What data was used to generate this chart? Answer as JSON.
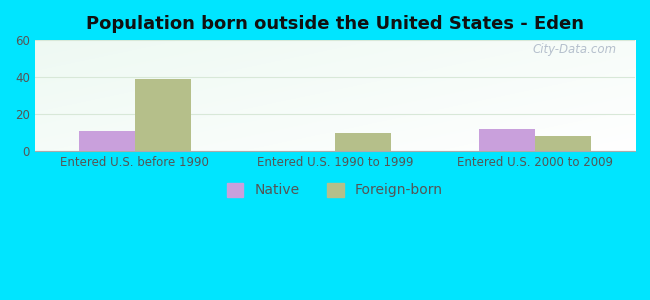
{
  "title": "Population born outside the United States - Eden",
  "categories": [
    "Entered U.S. before 1990",
    "Entered U.S. 1990 to 1999",
    "Entered U.S. 2000 to 2009"
  ],
  "native_values": [
    11,
    0,
    12
  ],
  "foreign_values": [
    39,
    10,
    8
  ],
  "native_color": "#c9a0dc",
  "foreign_color": "#b5bf8a",
  "ylim": [
    0,
    60
  ],
  "yticks": [
    0,
    20,
    40,
    60
  ],
  "bar_width": 0.28,
  "title_fontsize": 13,
  "tick_fontsize": 8.5,
  "legend_fontsize": 10,
  "outer_bg": "#00e5ff",
  "grid_color": "#d8e8d8",
  "watermark": "City-Data.com"
}
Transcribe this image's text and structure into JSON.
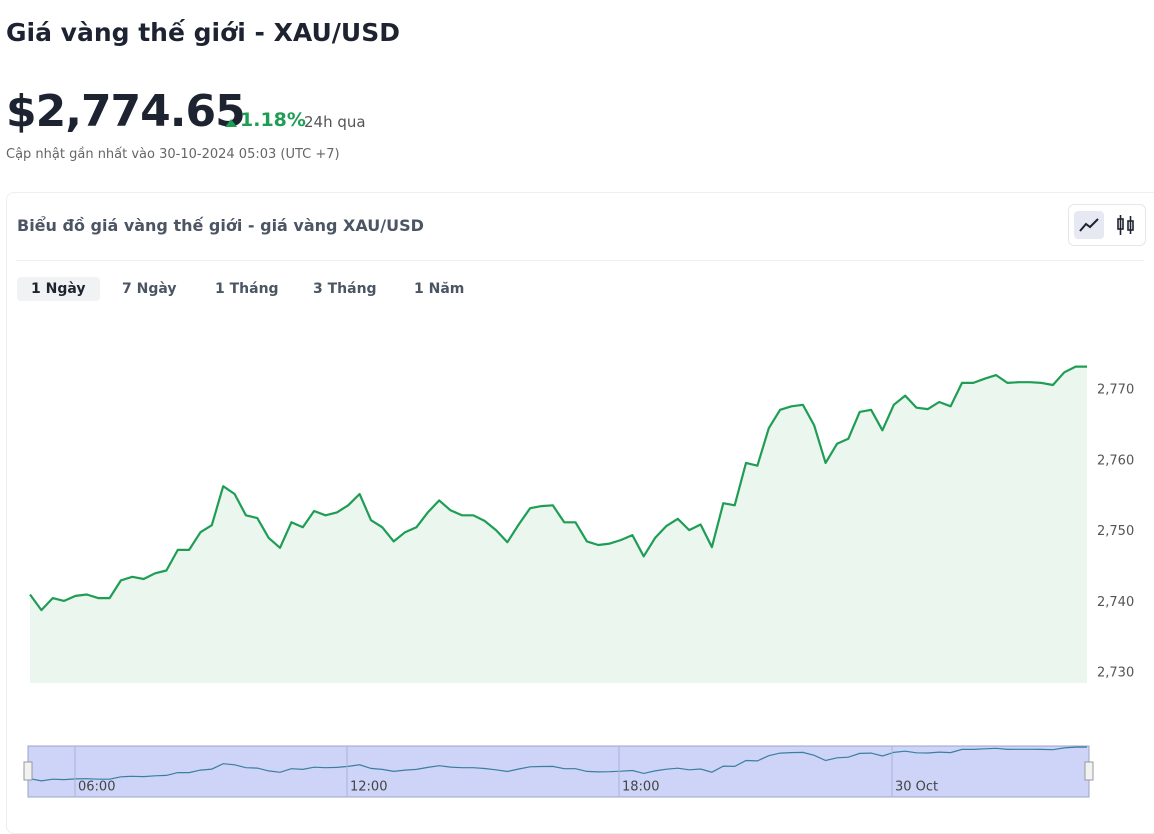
{
  "header": {
    "title": "Giá vàng thế giới - XAU/USD",
    "price": "$2,774.65",
    "change": "1.18%",
    "period": "24h qua",
    "updated": "Cập nhật gần nhất vào 30-10-2024 05:03 (UTC +7)"
  },
  "card": {
    "title": "Biểu đồ giá vàng thế giới - giá vàng XAU/USD",
    "tabs": [
      "1 Ngày",
      "7 Ngày",
      "1 Tháng",
      "3 Tháng",
      "1 Năm"
    ],
    "active_tab": 0
  },
  "chart_data": {
    "type": "area",
    "color": "#1f9d55",
    "fill": "#eaf6ee",
    "values": [
      2741.1,
      2738.9,
      2740.6,
      2740.2,
      2740.9,
      2741.1,
      2740.6,
      2740.6,
      2743.1,
      2743.6,
      2743.3,
      2744.1,
      2744.5,
      2747.4,
      2747.4,
      2749.9,
      2750.9,
      2756.4,
      2755.3,
      2752.3,
      2751.9,
      2749.1,
      2747.7,
      2751.3,
      2750.6,
      2752.9,
      2752.3,
      2752.7,
      2753.7,
      2755.3,
      2751.6,
      2750.6,
      2748.6,
      2749.9,
      2750.6,
      2752.7,
      2754.4,
      2753.0,
      2752.3,
      2752.3,
      2751.5,
      2750.2,
      2748.5,
      2751.0,
      2753.3,
      2753.6,
      2753.7,
      2751.3,
      2751.3,
      2748.6,
      2748.1,
      2748.3,
      2748.8,
      2749.5,
      2746.5,
      2749.1,
      2750.8,
      2751.8,
      2750.2,
      2751.0,
      2747.8,
      2754.0,
      2753.7,
      2759.7,
      2759.3,
      2764.6,
      2767.2,
      2767.7,
      2767.9,
      2765.0,
      2759.7,
      2762.4,
      2763.1,
      2766.9,
      2767.2,
      2764.3,
      2767.9,
      2769.2,
      2767.5,
      2767.3,
      2768.3,
      2767.7,
      2771.0,
      2771.0,
      2771.6,
      2772.1,
      2771.0,
      2771.1,
      2771.1,
      2771.0,
      2770.7,
      2772.5,
      2773.3,
      2773.3
    ],
    "ylim": [
      2728.6,
      2781.3
    ],
    "yticks": [
      {
        "value": 2730,
        "label": "2,730"
      },
      {
        "value": 2740,
        "label": "2,740"
      },
      {
        "value": 2750,
        "label": "2,750"
      },
      {
        "value": 2760,
        "label": "2,760"
      },
      {
        "value": 2770,
        "label": "2,770"
      }
    ],
    "navigator_labels": [
      "06:00",
      "12:00",
      "18:00",
      "30 Oct"
    ]
  }
}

• Directive
Reproduce every record above exactly, but leave out the pictures.

• Completed task
What data was used to generate this chart? Answer as JSON.
{
  "title": "Population born outside the United States - Eden",
  "categories": [
    "Entered U.S. before 1990",
    "Entered U.S. 1990 to 1999",
    "Entered U.S. 2000 to 2009"
  ],
  "native_values": [
    11,
    0,
    12
  ],
  "foreign_values": [
    39,
    10,
    8
  ],
  "native_color": "#c9a0dc",
  "foreign_color": "#b5bf8a",
  "ylim": [
    0,
    60
  ],
  "yticks": [
    0,
    20,
    40,
    60
  ],
  "bar_width": 0.28,
  "title_fontsize": 13,
  "tick_fontsize": 8.5,
  "legend_fontsize": 10,
  "outer_bg": "#00e5ff",
  "grid_color": "#d8e8d8",
  "watermark": "City-Data.com"
}
Transcribe this image's text and structure into JSON.
{
  "header": {
    "title": "Giá vàng thế giới - XAU/USD",
    "price": "$2,774.65",
    "change": "1.18%",
    "period": "24h qua",
    "updated": "Cập nhật gần nhất vào 30-10-2024 05:03 (UTC +7)"
  },
  "card": {
    "title": "Biểu đồ giá vàng thế giới - giá vàng XAU/USD",
    "tabs": [
      "1 Ngày",
      "7 Ngày",
      "1 Tháng",
      "3 Tháng",
      "1 Năm"
    ],
    "active_tab": 0
  },
  "chart_data": {
    "type": "area",
    "color": "#1f9d55",
    "fill": "#eaf6ee",
    "values": [
      2741.1,
      2738.9,
      2740.6,
      2740.2,
      2740.9,
      2741.1,
      2740.6,
      2740.6,
      2743.1,
      2743.6,
      2743.3,
      2744.1,
      2744.5,
      2747.4,
      2747.4,
      2749.9,
      2750.9,
      2756.4,
      2755.3,
      2752.3,
      2751.9,
      2749.1,
      2747.7,
      2751.3,
      2750.6,
      2752.9,
      2752.3,
      2752.7,
      2753.7,
      2755.3,
      2751.6,
      2750.6,
      2748.6,
      2749.9,
      2750.6,
      2752.7,
      2754.4,
      2753.0,
      2752.3,
      2752.3,
      2751.5,
      2750.2,
      2748.5,
      2751.0,
      2753.3,
      2753.6,
      2753.7,
      2751.3,
      2751.3,
      2748.6,
      2748.1,
      2748.3,
      2748.8,
      2749.5,
      2746.5,
      2749.1,
      2750.8,
      2751.8,
      2750.2,
      2751.0,
      2747.8,
      2754.0,
      2753.7,
      2759.7,
      2759.3,
      2764.6,
      2767.2,
      2767.7,
      2767.9,
      2765.0,
      2759.7,
      2762.4,
      2763.1,
      2766.9,
      2767.2,
      2764.3,
      2767.9,
      2769.2,
      2767.5,
      2767.3,
      2768.3,
      2767.7,
      2771.0,
      2771.0,
      2771.6,
      2772.1,
      2771.0,
      2771.1,
      2771.1,
      2771.0,
      2770.7,
      2772.5,
      2773.3,
      2773.3
    ],
    "ylim": [
      2728.6,
      2781.3
    ],
    "yticks": [
      {
        "value": 2730,
        "label": "2,730"
      },
      {
        "value": 2740,
        "label": "2,740"
      },
      {
        "value": 2750,
        "label": "2,750"
      },
      {
        "value": 2760,
        "label": "2,760"
      },
      {
        "value": 2770,
        "label": "2,770"
      }
    ],
    "navigator_labels": [
      "06:00",
      "12:00",
      "18:00",
      "30 Oct"
    ]
  }
}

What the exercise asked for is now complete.